(Brief A):
Answer these from the passage on U.S. stocks and bonds:
(i) Whose interest rate-hiking cycle do markets hope will end?
(ii) Who is quoted in the passage?
(iii) In the classic recession playbook described, what do investors sell and what do they buy?
(Brief B): Please carry the passage on U.S. stocks and bonds forward from its final sentence.

(Document text):
◆ ◆ ◆ ◆

Comparison chart of U.S. stocks versus European and global peers.

Meanwhile, the opposite is unfolding stateside, where data indicates a sharper slowdown but inflation has also shown signs of a sustained downward trend, leading markets to hope for an end to the Federal Reserve’s aggressive interest rate-hiking cycle.

“In the past two months or so, equities and bonds have both cheered the early signs of disinflation and softening growth, as they reinforced the peak rates narrative, but the ‘bad data is good news for equities’ mantra seems over now in the U.S.,” Barclays strategists said.

“The rally is losing steam in equities, while it is gathering pace in bonds. This is starting to resemble a classic recession playbook, with investors selling equities to buy bonds.”

◆ ◆ ◆ ◆

(Given material):
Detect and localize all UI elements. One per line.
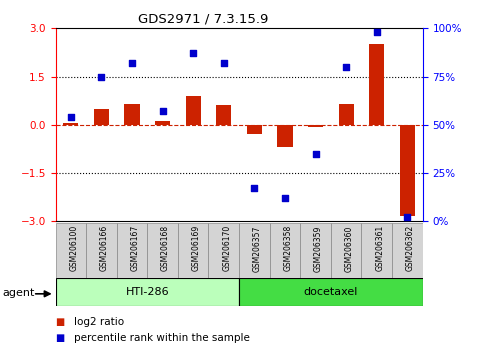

◆ ◆ ◆ ◆

(Right answer A):
(i) The Federal Reserve's.
(ii) Barclays strategists.
(iii) They sell equities to buy bonds.

(Right answer B):
Expect further divergence between European and U.S. assets, strategist says

By contrast, Europe appears to be in a “sweet spot” right now, the British bank believes, with disinflation hopes pushing yields lower and economic sentiment receiving a boost from falling energy prices and China’s reopening, pushing up stocks.

“We started the year [overweight] Europe vs. U.S. and think the former offers better value, the potential to see flows reallocated towards the region, and arguably more positive growth risks, at least short term,” said Barclays Head of European Equity Strategy Emmanuel Cau.

“However, if the macro situation in the U.S. were to deteriorate more, history suggests the decoupling between the two markets may not last long.”

Stephen Isaacs, chairman of the investment committee at Alvine Capital, told CNBC on Monday that central to Europe’s resurgence versus the U.S. was the diminishing fear that energy prices would stay high, or perhaps spiral out of control.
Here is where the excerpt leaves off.